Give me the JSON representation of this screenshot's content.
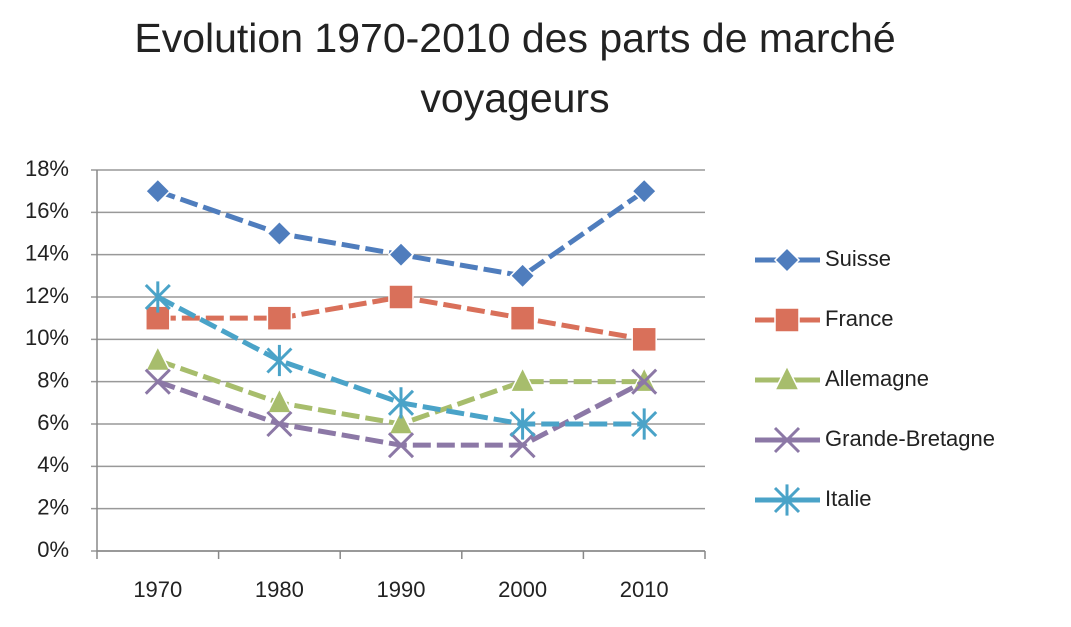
{
  "chart_data": {
    "type": "line",
    "title": "Evolution 1970-2010 des parts de marché voyageurs",
    "categories": [
      "1970",
      "1980",
      "1990",
      "2000",
      "2010"
    ],
    "series": [
      {
        "name": "Suisse",
        "color": "#4f7dbd",
        "marker": "diamond",
        "values": [
          17,
          15,
          14,
          13,
          17
        ]
      },
      {
        "name": "France",
        "color": "#d9705a",
        "marker": "square",
        "values": [
          11,
          11,
          12,
          11,
          10
        ]
      },
      {
        "name": "Allemagne",
        "color": "#a7bd6c",
        "marker": "triangle",
        "values": [
          9,
          7,
          6,
          8,
          8
        ]
      },
      {
        "name": "Grande-Bretagne",
        "color": "#8c78a6",
        "marker": "x",
        "values": [
          8,
          6,
          5,
          5,
          8
        ]
      },
      {
        "name": "Italie",
        "color": "#4aa3c8",
        "marker": "star",
        "values": [
          12,
          9,
          7,
          6,
          6
        ]
      }
    ],
    "ylim": [
      0,
      18
    ],
    "yticks": [
      {
        "value": 0,
        "label": "0%"
      },
      {
        "value": 2,
        "label": "2%"
      },
      {
        "value": 4,
        "label": "4%"
      },
      {
        "value": 6,
        "label": "6%"
      },
      {
        "value": 8,
        "label": "8%"
      },
      {
        "value": 10,
        "label": "10%"
      },
      {
        "value": 12,
        "label": "12%"
      },
      {
        "value": 14,
        "label": "14%"
      },
      {
        "value": 16,
        "label": "16%"
      },
      {
        "value": 18,
        "label": "18%"
      }
    ],
    "grid": true,
    "legend": "right"
  }
}
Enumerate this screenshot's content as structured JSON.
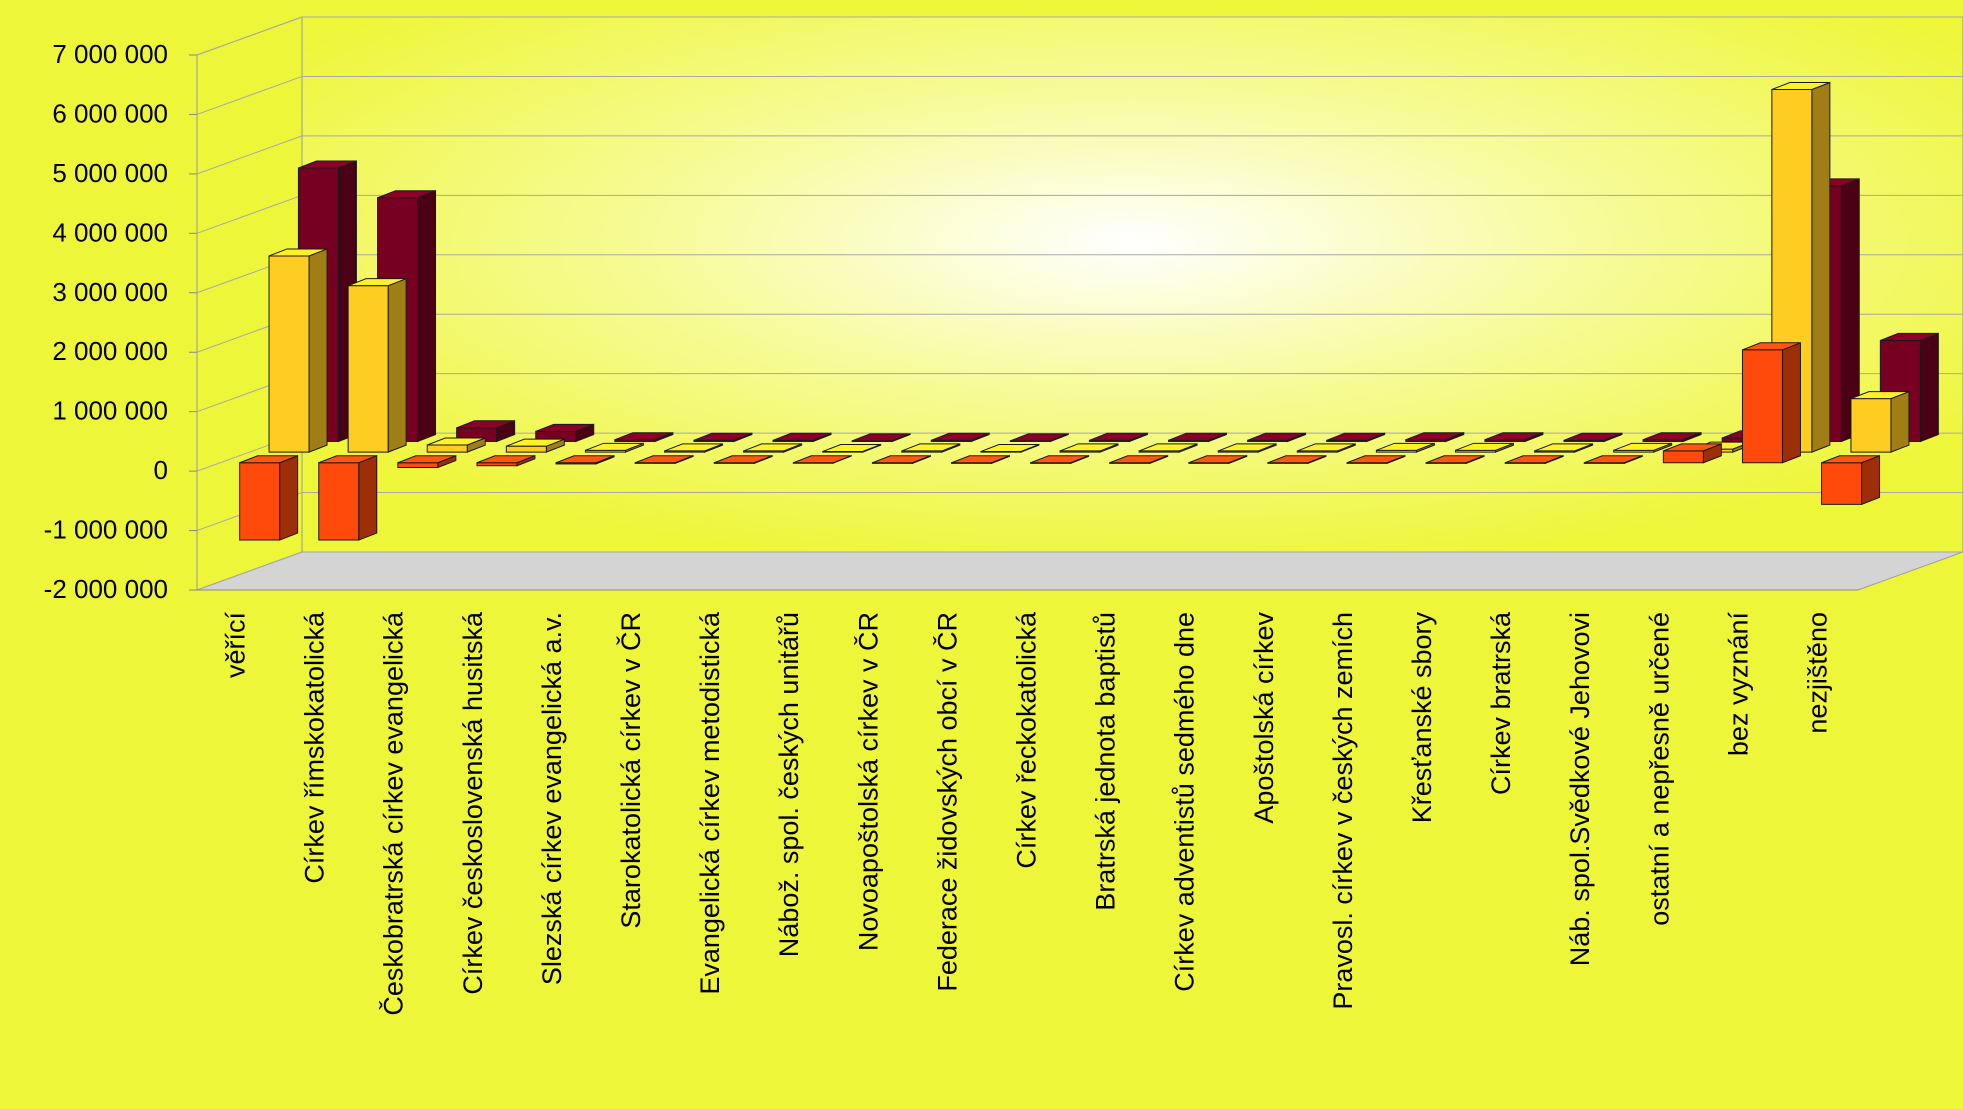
{
  "chart_data": {
    "type": "bar",
    "style": "3d-clustered",
    "grid": true,
    "legend": "none",
    "ylim": [
      -2000000,
      7000000
    ],
    "yticks": [
      {
        "value": 7000000,
        "label": "7 000 000"
      },
      {
        "value": 6000000,
        "label": "6 000 000"
      },
      {
        "value": 5000000,
        "label": "5 000 000"
      },
      {
        "value": 4000000,
        "label": "4 000 000"
      },
      {
        "value": 3000000,
        "label": "3 000 000"
      },
      {
        "value": 2000000,
        "label": "2 000 000"
      },
      {
        "value": 1000000,
        "label": "1 000 000"
      },
      {
        "value": 0,
        "label": "0"
      },
      {
        "value": -1000000,
        "label": "-1 000 000"
      },
      {
        "value": -2000000,
        "label": "-2 000 000"
      }
    ],
    "categories": [
      "věřící",
      "Církev římskokatolická",
      "Českobratrská církev evangelická",
      "Církev československá husitská",
      "Slezská církev evangelická a.v.",
      "Starokatolická církev v ČR",
      "Evangelická církev metodistická",
      "Nábož. spol. českých unitářů",
      "Novoapoštolská církev v ČR",
      "Federace židovských obcí v ČR",
      "Církev řeckokatolická",
      "Bratrská jednota baptistů",
      "Církev adventistů sedmého dne",
      "Apoštolská církev",
      "Pravosl. církev v českých zemích",
      "Křesťanské sbory",
      "Církev bratrská",
      "Náb. spol.Svědkové Jehovovi",
      "ostatní a nepřesně určené",
      "bez vyznání",
      "nezjištěno"
    ],
    "series": [
      {
        "color": "#ff4a0c",
        "values": [
          -1300000,
          -1300000,
          -80000,
          -50000,
          -20000,
          -10000,
          -10000,
          -5000,
          -10000,
          -10000,
          -10000,
          -10000,
          -10000,
          -10000,
          -10000,
          -10000,
          -10000,
          -10000,
          200000,
          1900000,
          -700000
        ]
      },
      {
        "color": "#ffcc22",
        "values": [
          3300000,
          2800000,
          120000,
          100000,
          30000,
          20000,
          20000,
          10000,
          20000,
          10000,
          20000,
          20000,
          20000,
          20000,
          30000,
          30000,
          20000,
          30000,
          50000,
          6100000,
          900000
        ]
      },
      {
        "color": "#770022",
        "values": [
          4600000,
          4100000,
          230000,
          170000,
          30000,
          20000,
          20000,
          10000,
          20000,
          10000,
          20000,
          20000,
          20000,
          20000,
          30000,
          30000,
          20000,
          30000,
          60000,
          4300000,
          1700000
        ]
      }
    ]
  }
}
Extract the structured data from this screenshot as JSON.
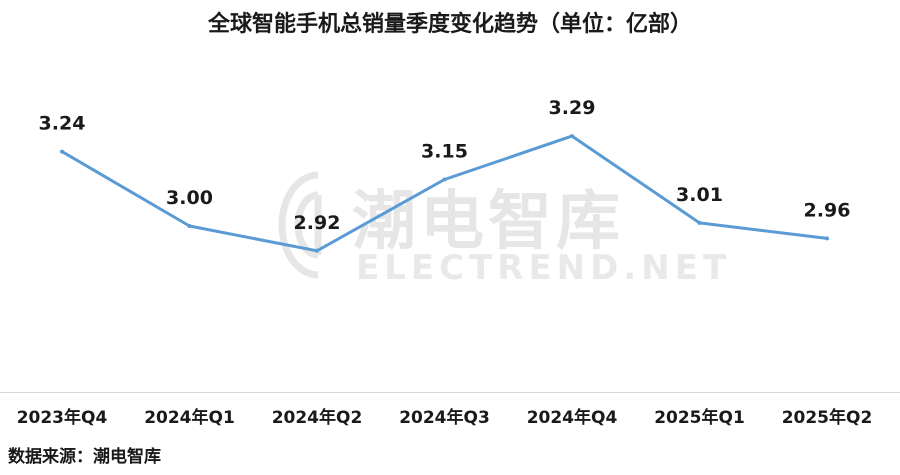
{
  "chart_data": {
    "type": "line",
    "title": "全球智能手机总销量季度变化趋势（单位：亿部）",
    "categories": [
      "2023年Q4",
      "2024年Q1",
      "2024年Q2",
      "2024年Q3",
      "2024年Q4",
      "2025年Q1",
      "2025年Q2"
    ],
    "series": [
      {
        "values": [
          3.24,
          3.0,
          2.92,
          3.15,
          3.29,
          3.01,
          2.96
        ]
      }
    ],
    "value_labels": [
      "3.24",
      "3.00",
      "2.92",
      "3.15",
      "3.29",
      "3.01",
      "2.96"
    ],
    "ylim": [
      2.6,
      3.6
    ],
    "grid": false,
    "line_color": "#5b9bd5"
  },
  "source": "数据来源：潮电智库",
  "watermark": {
    "text": "潮电智库",
    "subtext": "ELECTREND.NET"
  }
}
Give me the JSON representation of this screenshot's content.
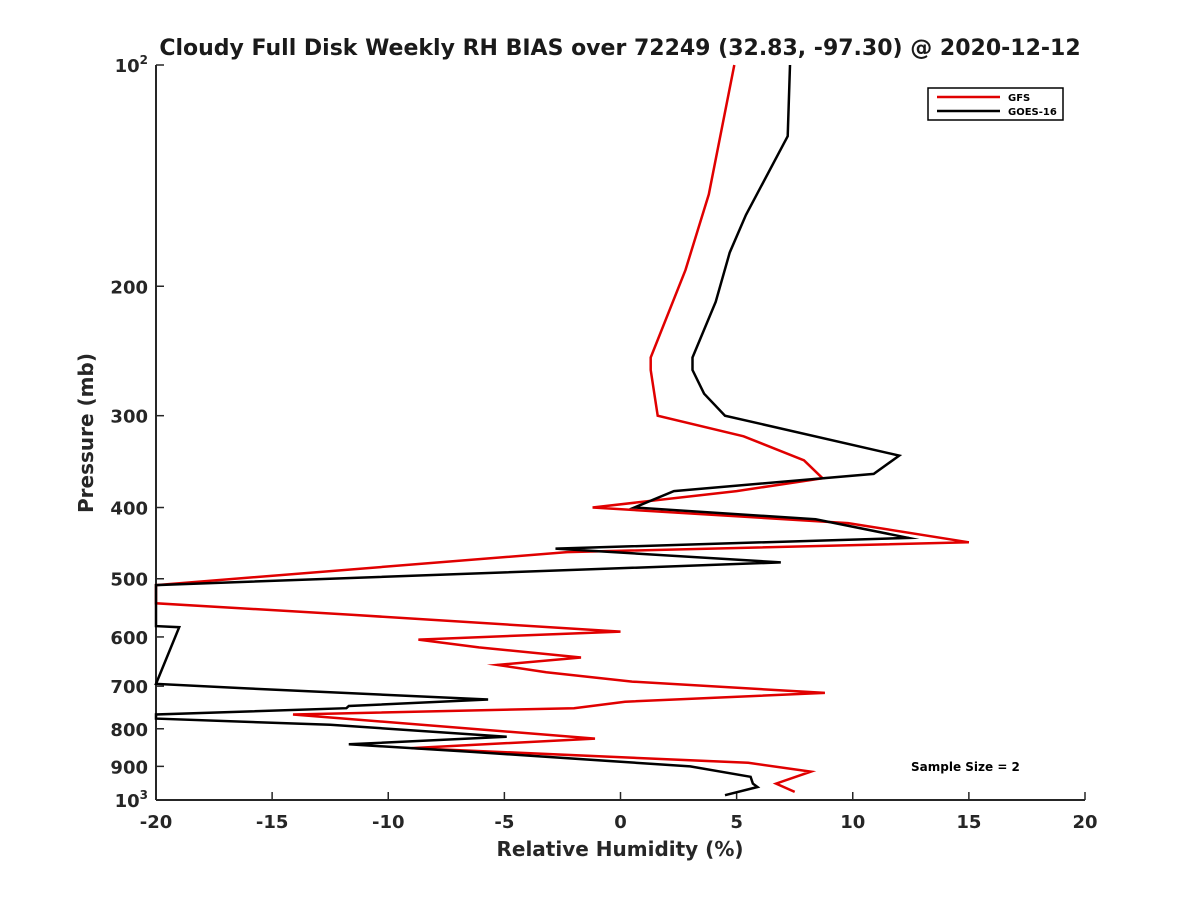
___
→ Exercise directions
Retype word for word the span of lines above that begins with the line containing "Extract the structured" and ends with the last line of the records; skip all pictures.

→ Solution for this exercise
Extract the structured data from this screenshot as JSON.
{
  "chart_data": {
    "type": "line",
    "title": "全球智能手机总销量季度变化趋势（单位：亿部）",
    "categories": [
      "2023年Q4",
      "2024年Q1",
      "2024年Q2",
      "2024年Q3",
      "2024年Q4",
      "2025年Q1",
      "2025年Q2"
    ],
    "series": [
      {
        "values": [
          3.24,
          3.0,
          2.92,
          3.15,
          3.29,
          3.01,
          2.96
        ]
      }
    ],
    "value_labels": [
      "3.24",
      "3.00",
      "2.92",
      "3.15",
      "3.29",
      "3.01",
      "2.96"
    ],
    "ylim": [
      2.6,
      3.6
    ],
    "grid": false,
    "line_color": "#5b9bd5"
  },
  "source": "数据来源：潮电智库",
  "watermark": {
    "text": "潮电智库",
    "subtext": "ELECTREND.NET"
  }
}
Give me the JSON representation of this screenshot's content.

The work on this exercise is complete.